**Given instruction 1**.
From the excerpt on detention sites in Yemen, reproduce the passage starting at "The 18 lockups" and ending at "only yards away.".
**Given instruction 2**.
According to the excerpt on detention sites in Yemen, since what year has the Saudi-led coalition been fighting?
**Given instruction 3**.
Condense the paragraph beginning "The UAE Ministry of Foreign Affairs said" from the excerpt on detention sites in Yemen into a short bulleted list, keeping its main facts.

**Selected extract**.
>>>

The 18 lockups mentioned in the AP investigation are run by the UAE and by Yemeni forces it created, according to accounts from former detainees, families of prisoners, civil rights lawyers and Yemeni military officials.

At the Riyan airport in the southern Yemeni city of Mukalla, former inmates described shipping containers smeared with feces and crammed with blindfolded detainees. They said they were beaten, roasted alive on a spit and sexually assaulted, among other abuses. One witness, who is a member of a Yemeni security force, said American forces were at times only yards away.

The UAE Ministry of Foreign Affairs said in a statement Friday that the allegations are “completely untrue” and a “political game” by Yemeni militias to discredit a Saudi-led coalition, which includes the UAE, that has been fighting since 2015 on the side of the internationally recognized government against the rebels. It says it does not run or oversee any prisons in Yemen and that any such facilities are under “the jurisdiction of the legitimate Yemeni authorities.”

<<<

**Extracted records**.
>>>

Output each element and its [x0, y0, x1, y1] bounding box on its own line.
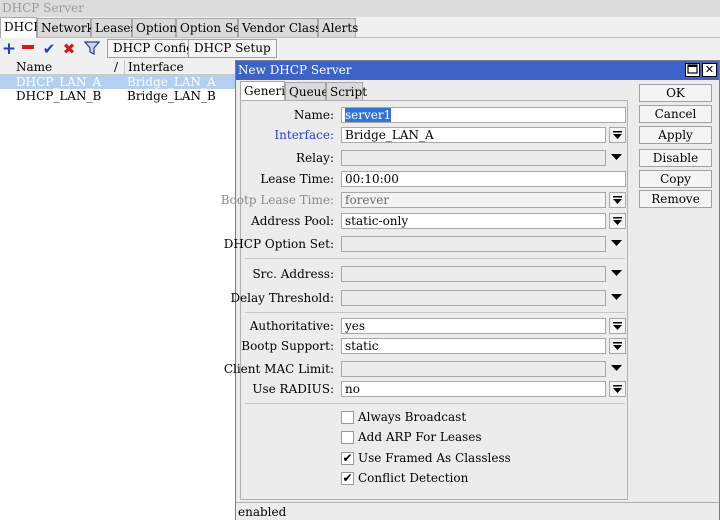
relay-chevron-down-icon[interactable] — [609, 150, 626, 166]
tab-option-sets[interactable]: Option Sets — [176, 18, 251, 37]
dhcp-setup-button[interactable]: DHCP Setup — [188, 39, 277, 58]
cancel-button[interactable]: Cancel — [639, 105, 712, 123]
add-arp-for-leases-label: Add ARP For Leases — [358, 430, 482, 444]
toolbar: + ✔ ✖ DHCP Config DHCP Setup — [0, 38, 720, 60]
relay-field[interactable] — [341, 150, 606, 166]
name-field[interactable]: server1 — [341, 107, 626, 123]
always-broadcast-label: Always Broadcast — [358, 410, 467, 424]
generic-panel: Name: server1 Interface: Bridge_LAN_A Re… — [221, 100, 628, 500]
tab-networks[interactable]: Networks — [37, 18, 100, 37]
address-pool-select[interactable]: static-only — [341, 213, 606, 229]
interface-dropdown-icon[interactable] — [609, 127, 626, 143]
tab-queues[interactable]: Queues — [285, 82, 335, 101]
tab-vendor-classes[interactable]: Vendor Classes — [238, 18, 335, 37]
bootp-lease-time-label: Bootp Lease Time: — [220, 193, 334, 207]
client-mac-limit-field[interactable] — [341, 361, 606, 377]
conflict-detection-label: Conflict Detection — [358, 471, 469, 485]
use-radius-dropdown-icon[interactable] — [609, 381, 626, 397]
client-mac-limit-label: Client MAC Limit: — [223, 362, 334, 376]
new-dhcp-server-dialog: New DHCP Server ✕ Generic Queues Script … — [221, 60, 720, 520]
use-radius-label: Use RADIUS: — [252, 382, 334, 396]
row-name: DHCP_LAN_A — [16, 75, 102, 89]
lease-time-field[interactable]: 00:10:00 — [341, 171, 626, 187]
disable-button[interactable]: Disable — [639, 149, 712, 167]
status-bar: enabled — [236, 502, 719, 520]
add-icon[interactable]: + — [0, 40, 18, 58]
filter-icon[interactable] — [83, 40, 101, 58]
authoritative-dropdown-icon[interactable] — [609, 318, 626, 334]
column-interface[interactable]: Interface — [124, 60, 184, 74]
column-name[interactable]: Name — [16, 60, 52, 74]
tab-generic[interactable]: Generic — [240, 81, 292, 101]
address-pool-dropdown-icon[interactable] — [609, 213, 626, 229]
use-framed-as-classless-label: Use Framed As Classless — [358, 451, 511, 465]
src-address-field[interactable] — [341, 266, 606, 282]
divider — [245, 312, 625, 313]
dhcp-option-set-field[interactable] — [341, 236, 606, 252]
interface-label: Interface: — [274, 128, 334, 142]
window-title: DHCP Server — [0, 0, 720, 17]
dialog-titlebar[interactable]: New DHCP Server ✕ — [236, 61, 719, 80]
enable-icon[interactable]: ✔ — [40, 40, 58, 58]
always-broadcast-checkbox[interactable] — [341, 411, 354, 424]
lease-time-label: Lease Time: — [260, 172, 334, 186]
use-radius-select[interactable]: no — [341, 381, 606, 397]
interface-select[interactable]: Bridge_LAN_A — [341, 127, 606, 143]
authoritative-select[interactable]: yes — [341, 318, 606, 334]
remove-button[interactable]: Remove — [639, 190, 712, 208]
authoritative-label: Authoritative: — [249, 319, 334, 333]
name-label: Name: — [293, 108, 334, 122]
copy-button[interactable]: Copy — [639, 170, 712, 188]
client-mac-limit-chevron-down-icon[interactable] — [609, 361, 626, 377]
conflict-detection-checkbox[interactable]: ✔ — [341, 472, 354, 485]
table-row[interactable]: DHCP_LAN_B Bridge_LAN_B — [0, 89, 236, 103]
ok-button[interactable]: OK — [639, 84, 712, 102]
list-header: Name / Interface — [0, 60, 236, 75]
bootp-support-select[interactable]: static — [341, 338, 606, 354]
main-tab-bar: DHCP Networks Leases Options Option Sets… — [0, 17, 720, 38]
bootp-lease-time-select[interactable]: forever — [341, 192, 606, 208]
apply-button[interactable]: Apply — [639, 126, 712, 144]
disable-icon[interactable]: ✖ — [60, 40, 78, 58]
address-pool-label: Address Pool: — [251, 214, 334, 228]
sort-indicator: / — [114, 60, 119, 74]
dhcp-config-button[interactable]: DHCP Config — [107, 39, 200, 58]
relay-label: Relay: — [296, 151, 334, 165]
delay-threshold-chevron-down-icon[interactable] — [609, 290, 626, 306]
row-name: DHCP_LAN_B — [16, 89, 102, 103]
row-interface: Bridge_LAN_A — [127, 75, 216, 89]
tab-dhcp[interactable]: DHCP — [0, 17, 41, 38]
use-framed-as-classless-checkbox[interactable]: ✔ — [341, 452, 354, 465]
tab-alerts[interactable]: Alerts — [318, 18, 358, 37]
dhcp-option-set-label: DHCP Option Set: — [223, 237, 334, 251]
bootp-support-dropdown-icon[interactable] — [609, 338, 626, 354]
remove-icon[interactable] — [19, 40, 37, 58]
delay-threshold-field[interactable] — [341, 290, 606, 306]
add-arp-for-leases-checkbox[interactable] — [341, 431, 354, 444]
delay-threshold-label: Delay Threshold: — [230, 291, 334, 305]
src-address-label: Src. Address: — [252, 267, 334, 281]
tab-options[interactable]: Options — [132, 18, 183, 37]
tab-script[interactable]: Script — [326, 82, 367, 101]
bootp-support-label: Bootp Support: — [241, 339, 334, 353]
divider — [245, 258, 625, 259]
dialog-title: New DHCP Server — [238, 63, 352, 77]
table-row[interactable]: DHCP_LAN_A Bridge_LAN_A — [0, 75, 236, 89]
maximize-icon[interactable] — [685, 63, 700, 77]
src-address-chevron-down-icon[interactable] — [609, 266, 626, 282]
divider — [245, 403, 625, 404]
tab-leases[interactable]: Leases — [91, 18, 137, 37]
bootp-lease-time-dropdown-icon[interactable] — [609, 192, 626, 208]
row-interface: Bridge_LAN_B — [127, 89, 216, 103]
close-icon[interactable]: ✕ — [702, 63, 717, 77]
dhcp-option-set-chevron-down-icon[interactable] — [609, 236, 626, 252]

<<<

**Correct output 1**.
The 18 lockups mentioned in the AP investigation are run by the UAE and by Yemeni forces it created, according to accounts from former detainees, families of prisoners, civil rights lawyers and Yemeni military officials.

At the Riyan airport in the southern Yemeni city of Mukalla, former inmates described shipping containers smeared with feces and crammed with blindfolded detainees. They said they were beaten, roasted alive on a spit and sexually assaulted, among other abuses. One witness, who is a member of a Yemeni security force, said American forces were at times only yards away.

**Correct output 2**.
Since 2015.

**Correct output 3**.
- In a Friday statement, the UAE Ministry of Foreign Affairs called the allegations "completely untrue."
- It described them as a "political game" by Yemeni militias to discredit the Saudi-led coalition, which includes the UAE.
- The coalition has been fighting the rebels since 2015 on the side of the internationally recognized government.
- The ministry says it does not run or oversee any prisons in Yemen.
- It says any such facilities fall under "the jurisdiction of the legitimate Yemeni authorities."